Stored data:

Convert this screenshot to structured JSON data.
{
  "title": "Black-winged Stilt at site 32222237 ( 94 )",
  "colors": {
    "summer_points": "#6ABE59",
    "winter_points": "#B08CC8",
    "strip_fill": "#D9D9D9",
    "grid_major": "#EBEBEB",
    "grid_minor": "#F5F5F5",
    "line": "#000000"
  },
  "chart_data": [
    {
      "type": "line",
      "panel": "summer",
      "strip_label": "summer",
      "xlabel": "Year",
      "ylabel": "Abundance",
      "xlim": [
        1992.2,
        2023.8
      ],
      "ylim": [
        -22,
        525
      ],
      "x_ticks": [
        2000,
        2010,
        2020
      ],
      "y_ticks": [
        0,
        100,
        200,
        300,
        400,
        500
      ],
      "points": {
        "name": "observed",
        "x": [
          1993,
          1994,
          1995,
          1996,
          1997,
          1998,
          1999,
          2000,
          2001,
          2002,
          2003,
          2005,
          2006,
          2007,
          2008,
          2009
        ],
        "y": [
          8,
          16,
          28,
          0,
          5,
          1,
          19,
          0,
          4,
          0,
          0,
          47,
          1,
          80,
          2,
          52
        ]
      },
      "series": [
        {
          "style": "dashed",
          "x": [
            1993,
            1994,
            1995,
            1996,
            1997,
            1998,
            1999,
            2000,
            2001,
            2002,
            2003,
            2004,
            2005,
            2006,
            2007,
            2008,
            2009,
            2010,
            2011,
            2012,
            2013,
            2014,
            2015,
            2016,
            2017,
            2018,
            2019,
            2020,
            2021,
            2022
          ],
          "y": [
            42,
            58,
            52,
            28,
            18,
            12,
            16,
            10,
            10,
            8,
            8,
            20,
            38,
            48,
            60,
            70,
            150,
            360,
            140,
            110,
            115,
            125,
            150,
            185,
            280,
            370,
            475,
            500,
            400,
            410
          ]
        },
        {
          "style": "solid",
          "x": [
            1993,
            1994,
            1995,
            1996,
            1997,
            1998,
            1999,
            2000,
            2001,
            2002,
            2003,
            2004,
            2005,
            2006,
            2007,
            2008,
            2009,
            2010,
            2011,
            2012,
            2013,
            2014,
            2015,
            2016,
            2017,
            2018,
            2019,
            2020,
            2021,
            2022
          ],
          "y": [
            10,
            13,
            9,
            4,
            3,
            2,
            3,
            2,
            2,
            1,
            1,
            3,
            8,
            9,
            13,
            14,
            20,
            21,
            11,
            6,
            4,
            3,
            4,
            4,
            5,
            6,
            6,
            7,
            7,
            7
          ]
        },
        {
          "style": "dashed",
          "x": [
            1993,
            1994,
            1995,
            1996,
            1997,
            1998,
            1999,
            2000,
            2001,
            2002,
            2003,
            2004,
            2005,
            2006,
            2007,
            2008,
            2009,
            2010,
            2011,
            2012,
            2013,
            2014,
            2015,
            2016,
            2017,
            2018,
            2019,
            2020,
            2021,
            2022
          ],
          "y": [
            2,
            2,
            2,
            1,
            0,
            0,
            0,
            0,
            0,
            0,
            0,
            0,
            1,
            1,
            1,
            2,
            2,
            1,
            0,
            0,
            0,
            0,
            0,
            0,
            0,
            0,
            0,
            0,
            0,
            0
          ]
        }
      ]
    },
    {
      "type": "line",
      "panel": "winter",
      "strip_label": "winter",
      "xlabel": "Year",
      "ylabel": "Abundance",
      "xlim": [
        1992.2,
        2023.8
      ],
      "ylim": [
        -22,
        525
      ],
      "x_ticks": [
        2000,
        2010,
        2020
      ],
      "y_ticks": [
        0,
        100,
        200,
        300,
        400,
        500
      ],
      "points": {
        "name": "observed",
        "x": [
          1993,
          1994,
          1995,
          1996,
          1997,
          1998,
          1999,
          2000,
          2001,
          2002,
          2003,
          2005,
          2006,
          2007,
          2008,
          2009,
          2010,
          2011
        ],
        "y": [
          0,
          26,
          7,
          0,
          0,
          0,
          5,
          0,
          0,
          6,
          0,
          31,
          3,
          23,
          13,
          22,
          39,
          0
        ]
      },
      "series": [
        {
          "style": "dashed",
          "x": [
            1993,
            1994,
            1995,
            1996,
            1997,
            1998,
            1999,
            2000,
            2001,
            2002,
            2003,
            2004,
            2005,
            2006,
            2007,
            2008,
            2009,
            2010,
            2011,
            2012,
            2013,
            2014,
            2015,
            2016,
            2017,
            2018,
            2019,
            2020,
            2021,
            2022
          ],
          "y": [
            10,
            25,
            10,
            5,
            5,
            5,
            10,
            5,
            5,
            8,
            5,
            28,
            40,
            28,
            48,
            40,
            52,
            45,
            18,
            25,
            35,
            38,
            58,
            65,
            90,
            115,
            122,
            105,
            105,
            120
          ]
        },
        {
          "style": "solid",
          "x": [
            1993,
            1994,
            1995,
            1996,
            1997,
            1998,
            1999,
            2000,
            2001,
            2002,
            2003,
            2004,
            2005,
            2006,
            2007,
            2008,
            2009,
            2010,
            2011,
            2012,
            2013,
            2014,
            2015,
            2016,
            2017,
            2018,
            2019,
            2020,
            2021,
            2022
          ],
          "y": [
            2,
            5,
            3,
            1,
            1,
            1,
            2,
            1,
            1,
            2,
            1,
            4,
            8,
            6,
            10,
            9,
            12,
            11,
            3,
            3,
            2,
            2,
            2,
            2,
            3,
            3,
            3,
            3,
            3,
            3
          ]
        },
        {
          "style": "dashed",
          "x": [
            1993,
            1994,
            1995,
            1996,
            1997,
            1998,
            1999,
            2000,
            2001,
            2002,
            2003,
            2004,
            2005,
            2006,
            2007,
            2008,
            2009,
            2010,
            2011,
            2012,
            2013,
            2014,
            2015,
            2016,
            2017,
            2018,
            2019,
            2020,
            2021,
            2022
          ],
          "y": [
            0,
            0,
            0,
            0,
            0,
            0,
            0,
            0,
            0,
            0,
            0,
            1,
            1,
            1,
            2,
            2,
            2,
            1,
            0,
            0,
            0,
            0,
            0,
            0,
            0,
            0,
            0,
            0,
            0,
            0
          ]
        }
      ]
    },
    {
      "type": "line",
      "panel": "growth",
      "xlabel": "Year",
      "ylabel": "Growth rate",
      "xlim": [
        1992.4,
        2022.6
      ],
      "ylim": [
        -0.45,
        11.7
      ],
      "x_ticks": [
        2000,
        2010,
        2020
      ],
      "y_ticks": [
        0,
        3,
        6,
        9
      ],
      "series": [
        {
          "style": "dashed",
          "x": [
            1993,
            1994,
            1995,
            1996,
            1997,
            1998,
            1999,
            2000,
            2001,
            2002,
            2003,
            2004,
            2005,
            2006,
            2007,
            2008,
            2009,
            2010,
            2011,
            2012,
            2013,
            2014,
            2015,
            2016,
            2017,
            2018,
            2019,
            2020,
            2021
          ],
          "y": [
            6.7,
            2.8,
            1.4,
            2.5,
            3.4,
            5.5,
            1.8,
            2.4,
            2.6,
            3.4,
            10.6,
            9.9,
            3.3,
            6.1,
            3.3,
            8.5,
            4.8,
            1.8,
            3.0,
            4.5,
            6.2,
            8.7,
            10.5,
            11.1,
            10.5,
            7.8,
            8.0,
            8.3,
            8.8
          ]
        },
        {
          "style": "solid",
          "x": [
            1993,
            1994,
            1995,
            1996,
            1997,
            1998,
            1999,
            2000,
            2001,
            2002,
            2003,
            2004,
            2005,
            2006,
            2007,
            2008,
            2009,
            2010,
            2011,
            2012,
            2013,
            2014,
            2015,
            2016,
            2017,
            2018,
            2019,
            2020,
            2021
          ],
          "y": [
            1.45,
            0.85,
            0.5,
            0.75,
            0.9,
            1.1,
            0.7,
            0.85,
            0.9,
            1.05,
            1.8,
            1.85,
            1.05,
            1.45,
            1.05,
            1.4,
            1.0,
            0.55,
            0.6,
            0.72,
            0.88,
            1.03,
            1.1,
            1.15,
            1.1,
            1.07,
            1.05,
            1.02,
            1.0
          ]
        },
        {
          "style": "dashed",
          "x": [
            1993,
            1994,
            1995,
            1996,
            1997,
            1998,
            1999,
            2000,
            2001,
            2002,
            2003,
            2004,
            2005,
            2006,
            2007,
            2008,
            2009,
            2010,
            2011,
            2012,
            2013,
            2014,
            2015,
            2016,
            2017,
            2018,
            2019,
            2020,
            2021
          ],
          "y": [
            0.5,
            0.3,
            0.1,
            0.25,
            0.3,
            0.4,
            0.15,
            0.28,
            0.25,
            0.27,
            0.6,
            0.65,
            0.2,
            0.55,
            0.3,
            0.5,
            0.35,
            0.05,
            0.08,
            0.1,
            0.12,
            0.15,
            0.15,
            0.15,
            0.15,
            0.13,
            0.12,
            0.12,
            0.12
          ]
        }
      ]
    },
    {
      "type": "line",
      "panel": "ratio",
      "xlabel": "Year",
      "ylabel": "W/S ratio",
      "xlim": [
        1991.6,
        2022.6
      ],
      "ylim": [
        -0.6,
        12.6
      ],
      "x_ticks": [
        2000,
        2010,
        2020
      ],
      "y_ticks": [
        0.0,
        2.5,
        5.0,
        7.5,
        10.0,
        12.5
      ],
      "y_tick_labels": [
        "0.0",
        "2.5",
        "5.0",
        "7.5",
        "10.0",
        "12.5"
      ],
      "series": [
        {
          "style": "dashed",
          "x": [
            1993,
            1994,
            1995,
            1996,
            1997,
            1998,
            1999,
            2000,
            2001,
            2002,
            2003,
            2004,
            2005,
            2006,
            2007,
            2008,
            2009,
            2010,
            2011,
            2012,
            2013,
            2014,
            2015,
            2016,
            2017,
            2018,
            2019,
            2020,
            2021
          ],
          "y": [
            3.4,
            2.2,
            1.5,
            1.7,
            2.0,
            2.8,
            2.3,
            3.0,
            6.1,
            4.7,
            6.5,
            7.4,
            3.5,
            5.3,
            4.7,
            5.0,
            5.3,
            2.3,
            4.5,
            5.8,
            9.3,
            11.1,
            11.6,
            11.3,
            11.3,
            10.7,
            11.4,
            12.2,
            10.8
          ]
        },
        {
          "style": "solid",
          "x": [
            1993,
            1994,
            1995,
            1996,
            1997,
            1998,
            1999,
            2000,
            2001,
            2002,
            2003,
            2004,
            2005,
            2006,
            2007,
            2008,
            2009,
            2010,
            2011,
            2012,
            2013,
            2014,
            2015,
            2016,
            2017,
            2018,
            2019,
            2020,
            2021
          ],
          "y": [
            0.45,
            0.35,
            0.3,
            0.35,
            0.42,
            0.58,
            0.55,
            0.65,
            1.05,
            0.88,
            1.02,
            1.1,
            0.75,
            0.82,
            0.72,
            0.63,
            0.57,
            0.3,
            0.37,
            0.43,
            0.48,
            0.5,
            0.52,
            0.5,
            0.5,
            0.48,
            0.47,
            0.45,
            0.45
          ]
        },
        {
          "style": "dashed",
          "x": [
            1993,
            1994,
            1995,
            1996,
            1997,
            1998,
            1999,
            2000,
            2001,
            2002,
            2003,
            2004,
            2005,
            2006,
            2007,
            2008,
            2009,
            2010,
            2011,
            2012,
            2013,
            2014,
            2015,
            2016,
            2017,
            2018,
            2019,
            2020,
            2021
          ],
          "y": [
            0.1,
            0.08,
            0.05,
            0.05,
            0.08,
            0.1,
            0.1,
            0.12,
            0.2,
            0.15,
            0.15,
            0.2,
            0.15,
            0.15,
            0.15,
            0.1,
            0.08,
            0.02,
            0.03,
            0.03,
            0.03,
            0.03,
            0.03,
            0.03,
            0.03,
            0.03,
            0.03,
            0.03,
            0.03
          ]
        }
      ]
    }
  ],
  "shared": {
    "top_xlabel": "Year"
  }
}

Objective: Among the entries above, identify all lines with "ylabel" and copy them.

The solution:
      "ylabel": "Abundance",
      "ylabel": "Abundance",
      "ylabel": "Growth rate",
      "ylabel": "W/S ratio",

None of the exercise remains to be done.